What you have to do ▸
What is the count of lines that hold the word "JSON"? Give only the number.

Recorded information ▸
/---
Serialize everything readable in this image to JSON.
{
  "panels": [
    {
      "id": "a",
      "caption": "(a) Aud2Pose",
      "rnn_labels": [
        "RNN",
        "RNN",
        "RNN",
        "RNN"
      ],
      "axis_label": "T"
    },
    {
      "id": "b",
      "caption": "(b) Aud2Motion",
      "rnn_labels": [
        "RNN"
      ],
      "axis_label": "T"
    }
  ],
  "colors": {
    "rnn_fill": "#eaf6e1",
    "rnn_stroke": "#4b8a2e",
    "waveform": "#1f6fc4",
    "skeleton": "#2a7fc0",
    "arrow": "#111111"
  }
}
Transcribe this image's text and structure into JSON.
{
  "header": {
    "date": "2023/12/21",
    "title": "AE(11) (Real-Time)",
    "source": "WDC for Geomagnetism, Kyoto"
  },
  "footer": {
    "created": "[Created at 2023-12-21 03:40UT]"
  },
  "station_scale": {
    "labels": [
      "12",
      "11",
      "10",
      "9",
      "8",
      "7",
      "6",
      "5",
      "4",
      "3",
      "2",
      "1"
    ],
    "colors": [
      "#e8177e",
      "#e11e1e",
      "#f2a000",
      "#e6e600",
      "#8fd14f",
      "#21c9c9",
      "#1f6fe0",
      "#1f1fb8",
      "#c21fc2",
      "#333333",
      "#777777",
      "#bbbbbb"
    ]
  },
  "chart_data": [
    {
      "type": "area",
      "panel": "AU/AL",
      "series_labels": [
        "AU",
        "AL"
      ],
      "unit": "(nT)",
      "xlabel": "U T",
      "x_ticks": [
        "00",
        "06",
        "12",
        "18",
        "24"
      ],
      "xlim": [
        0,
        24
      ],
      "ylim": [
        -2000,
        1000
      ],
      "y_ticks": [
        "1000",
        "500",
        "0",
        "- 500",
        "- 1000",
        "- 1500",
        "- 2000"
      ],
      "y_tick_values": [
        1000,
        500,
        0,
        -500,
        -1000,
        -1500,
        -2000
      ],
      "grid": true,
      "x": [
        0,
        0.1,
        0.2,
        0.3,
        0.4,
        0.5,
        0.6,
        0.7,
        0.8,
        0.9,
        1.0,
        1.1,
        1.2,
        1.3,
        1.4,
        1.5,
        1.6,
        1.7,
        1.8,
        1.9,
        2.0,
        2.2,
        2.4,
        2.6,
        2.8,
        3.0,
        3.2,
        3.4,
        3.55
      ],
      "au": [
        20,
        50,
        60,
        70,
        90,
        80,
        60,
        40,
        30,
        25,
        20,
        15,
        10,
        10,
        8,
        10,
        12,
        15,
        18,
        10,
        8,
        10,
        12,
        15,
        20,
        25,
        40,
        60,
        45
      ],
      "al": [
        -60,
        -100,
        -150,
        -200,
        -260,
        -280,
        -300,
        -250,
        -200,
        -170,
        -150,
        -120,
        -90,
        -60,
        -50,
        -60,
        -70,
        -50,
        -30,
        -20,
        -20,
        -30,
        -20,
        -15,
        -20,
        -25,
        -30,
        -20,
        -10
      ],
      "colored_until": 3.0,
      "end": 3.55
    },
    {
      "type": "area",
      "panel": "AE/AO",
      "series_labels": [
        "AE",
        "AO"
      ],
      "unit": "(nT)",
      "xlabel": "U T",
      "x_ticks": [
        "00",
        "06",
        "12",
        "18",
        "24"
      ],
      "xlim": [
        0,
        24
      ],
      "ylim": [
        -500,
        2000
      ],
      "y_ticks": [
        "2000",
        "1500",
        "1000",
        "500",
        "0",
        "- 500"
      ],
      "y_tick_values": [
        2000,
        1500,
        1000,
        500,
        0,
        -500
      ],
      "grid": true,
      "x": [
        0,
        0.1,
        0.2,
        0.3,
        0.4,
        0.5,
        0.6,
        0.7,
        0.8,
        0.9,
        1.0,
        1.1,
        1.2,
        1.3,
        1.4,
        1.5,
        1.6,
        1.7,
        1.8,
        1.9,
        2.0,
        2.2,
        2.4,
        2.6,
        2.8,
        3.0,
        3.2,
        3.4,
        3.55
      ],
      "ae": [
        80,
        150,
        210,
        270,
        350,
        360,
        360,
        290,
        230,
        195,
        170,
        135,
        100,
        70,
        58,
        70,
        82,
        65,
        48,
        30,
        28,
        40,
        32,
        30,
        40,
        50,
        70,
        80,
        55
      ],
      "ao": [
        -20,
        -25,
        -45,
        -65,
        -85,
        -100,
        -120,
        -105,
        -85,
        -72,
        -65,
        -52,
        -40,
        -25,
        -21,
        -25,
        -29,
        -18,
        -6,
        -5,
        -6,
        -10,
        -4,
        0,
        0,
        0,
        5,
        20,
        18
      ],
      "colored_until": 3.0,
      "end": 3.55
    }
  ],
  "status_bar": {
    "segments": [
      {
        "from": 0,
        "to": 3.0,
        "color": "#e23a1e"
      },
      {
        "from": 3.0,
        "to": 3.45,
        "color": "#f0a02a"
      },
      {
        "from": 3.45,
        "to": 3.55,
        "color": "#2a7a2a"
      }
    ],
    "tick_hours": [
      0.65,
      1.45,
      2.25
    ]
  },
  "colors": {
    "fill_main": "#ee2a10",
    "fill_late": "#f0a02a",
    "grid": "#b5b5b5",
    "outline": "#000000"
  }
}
\---
Solution for this exercise ▸
2